• _Set exercise_: Check every line below for the word "obdobi" and show those that hold it.

^^^^

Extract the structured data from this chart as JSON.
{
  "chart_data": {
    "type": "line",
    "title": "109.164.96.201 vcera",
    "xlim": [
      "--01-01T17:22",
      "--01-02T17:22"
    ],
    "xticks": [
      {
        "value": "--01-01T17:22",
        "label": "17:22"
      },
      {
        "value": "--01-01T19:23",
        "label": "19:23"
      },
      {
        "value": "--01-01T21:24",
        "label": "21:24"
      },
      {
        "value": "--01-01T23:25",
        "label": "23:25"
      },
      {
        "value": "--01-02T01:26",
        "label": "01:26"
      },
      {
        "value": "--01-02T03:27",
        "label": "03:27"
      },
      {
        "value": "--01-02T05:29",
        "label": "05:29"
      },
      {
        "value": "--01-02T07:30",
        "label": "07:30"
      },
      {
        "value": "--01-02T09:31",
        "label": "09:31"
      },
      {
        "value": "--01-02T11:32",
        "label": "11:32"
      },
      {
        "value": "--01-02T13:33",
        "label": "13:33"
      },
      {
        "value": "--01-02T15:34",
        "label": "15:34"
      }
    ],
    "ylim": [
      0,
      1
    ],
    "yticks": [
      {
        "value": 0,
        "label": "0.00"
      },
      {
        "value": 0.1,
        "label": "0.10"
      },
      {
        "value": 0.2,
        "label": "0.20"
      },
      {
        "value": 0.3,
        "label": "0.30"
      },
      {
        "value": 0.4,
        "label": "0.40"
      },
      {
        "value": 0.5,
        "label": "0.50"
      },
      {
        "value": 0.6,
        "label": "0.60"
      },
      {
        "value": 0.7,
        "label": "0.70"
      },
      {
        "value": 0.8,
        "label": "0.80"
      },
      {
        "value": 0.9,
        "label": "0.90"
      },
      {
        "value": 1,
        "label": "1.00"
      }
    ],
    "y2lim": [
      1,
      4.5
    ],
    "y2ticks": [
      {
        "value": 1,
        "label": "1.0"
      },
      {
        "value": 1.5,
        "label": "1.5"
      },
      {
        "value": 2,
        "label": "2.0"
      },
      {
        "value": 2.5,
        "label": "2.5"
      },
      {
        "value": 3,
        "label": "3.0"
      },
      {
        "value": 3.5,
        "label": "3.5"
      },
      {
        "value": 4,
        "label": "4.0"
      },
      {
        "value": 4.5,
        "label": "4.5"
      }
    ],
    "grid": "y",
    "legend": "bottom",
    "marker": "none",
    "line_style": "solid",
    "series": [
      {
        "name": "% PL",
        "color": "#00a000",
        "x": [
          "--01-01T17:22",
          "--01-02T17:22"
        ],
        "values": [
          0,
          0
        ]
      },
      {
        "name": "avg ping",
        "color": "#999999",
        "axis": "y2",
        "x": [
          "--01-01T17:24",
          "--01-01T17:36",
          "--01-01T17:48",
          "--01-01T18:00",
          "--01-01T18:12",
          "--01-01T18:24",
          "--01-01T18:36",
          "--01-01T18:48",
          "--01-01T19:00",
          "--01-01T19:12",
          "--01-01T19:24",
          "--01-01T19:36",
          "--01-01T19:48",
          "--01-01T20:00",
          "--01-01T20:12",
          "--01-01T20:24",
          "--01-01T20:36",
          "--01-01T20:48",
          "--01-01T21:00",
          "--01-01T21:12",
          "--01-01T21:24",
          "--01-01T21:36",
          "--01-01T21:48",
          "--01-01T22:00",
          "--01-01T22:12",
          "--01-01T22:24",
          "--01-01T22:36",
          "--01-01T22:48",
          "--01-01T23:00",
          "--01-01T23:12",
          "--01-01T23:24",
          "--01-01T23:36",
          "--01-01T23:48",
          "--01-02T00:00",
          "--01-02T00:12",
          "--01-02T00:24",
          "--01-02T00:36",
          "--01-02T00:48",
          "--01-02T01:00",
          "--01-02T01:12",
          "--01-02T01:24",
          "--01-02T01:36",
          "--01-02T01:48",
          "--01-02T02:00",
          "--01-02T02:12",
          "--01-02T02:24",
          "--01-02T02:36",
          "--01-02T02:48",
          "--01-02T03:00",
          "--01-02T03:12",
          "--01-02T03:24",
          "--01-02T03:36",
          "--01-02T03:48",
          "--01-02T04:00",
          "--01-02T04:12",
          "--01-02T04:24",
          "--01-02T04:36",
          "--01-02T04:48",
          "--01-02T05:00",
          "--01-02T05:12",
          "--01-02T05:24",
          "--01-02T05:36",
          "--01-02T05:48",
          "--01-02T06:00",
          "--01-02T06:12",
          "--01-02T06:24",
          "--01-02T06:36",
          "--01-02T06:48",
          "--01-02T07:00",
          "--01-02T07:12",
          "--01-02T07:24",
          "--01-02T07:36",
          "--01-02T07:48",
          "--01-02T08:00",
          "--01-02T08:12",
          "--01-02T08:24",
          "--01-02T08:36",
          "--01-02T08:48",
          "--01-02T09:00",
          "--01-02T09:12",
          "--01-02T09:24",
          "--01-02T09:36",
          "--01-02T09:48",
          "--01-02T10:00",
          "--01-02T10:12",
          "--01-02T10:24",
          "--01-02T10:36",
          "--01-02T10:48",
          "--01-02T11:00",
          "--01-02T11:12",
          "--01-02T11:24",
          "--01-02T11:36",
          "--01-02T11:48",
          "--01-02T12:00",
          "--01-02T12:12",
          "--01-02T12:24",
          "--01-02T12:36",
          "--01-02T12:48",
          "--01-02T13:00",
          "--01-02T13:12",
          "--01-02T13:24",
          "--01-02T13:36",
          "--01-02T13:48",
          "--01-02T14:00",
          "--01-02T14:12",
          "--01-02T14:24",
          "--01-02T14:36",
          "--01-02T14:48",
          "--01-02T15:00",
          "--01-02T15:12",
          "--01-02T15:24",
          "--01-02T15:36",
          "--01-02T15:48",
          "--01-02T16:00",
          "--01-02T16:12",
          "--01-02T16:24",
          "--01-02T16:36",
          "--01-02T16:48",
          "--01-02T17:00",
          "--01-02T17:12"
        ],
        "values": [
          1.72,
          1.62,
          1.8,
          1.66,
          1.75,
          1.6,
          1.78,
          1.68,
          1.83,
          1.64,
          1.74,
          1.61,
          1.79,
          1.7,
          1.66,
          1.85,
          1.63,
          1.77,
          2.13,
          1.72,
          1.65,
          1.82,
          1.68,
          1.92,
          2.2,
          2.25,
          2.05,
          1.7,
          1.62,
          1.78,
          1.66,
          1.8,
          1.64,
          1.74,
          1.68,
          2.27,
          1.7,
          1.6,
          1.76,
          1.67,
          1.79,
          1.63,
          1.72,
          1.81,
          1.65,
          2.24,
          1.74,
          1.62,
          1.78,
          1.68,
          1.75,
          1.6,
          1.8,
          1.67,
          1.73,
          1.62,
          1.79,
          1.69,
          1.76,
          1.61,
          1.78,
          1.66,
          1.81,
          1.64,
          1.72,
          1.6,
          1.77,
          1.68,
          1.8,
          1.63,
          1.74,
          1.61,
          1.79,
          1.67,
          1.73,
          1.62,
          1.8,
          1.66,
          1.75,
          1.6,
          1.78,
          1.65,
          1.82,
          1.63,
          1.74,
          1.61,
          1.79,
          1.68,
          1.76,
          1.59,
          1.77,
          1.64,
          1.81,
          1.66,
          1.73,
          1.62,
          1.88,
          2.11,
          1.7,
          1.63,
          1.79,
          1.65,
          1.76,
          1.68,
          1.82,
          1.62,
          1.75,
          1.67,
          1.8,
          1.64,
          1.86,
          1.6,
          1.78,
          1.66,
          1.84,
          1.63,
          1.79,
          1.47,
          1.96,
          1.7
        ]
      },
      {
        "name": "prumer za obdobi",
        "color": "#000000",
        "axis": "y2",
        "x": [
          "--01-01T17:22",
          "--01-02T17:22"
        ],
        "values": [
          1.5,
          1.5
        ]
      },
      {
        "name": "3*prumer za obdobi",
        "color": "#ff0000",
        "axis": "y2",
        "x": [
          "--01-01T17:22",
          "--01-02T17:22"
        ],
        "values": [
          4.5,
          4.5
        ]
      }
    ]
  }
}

^^^^

• _Exercise answer_:
        "name": "prumer za obdobi",
        "name": "3*prumer za obdobi",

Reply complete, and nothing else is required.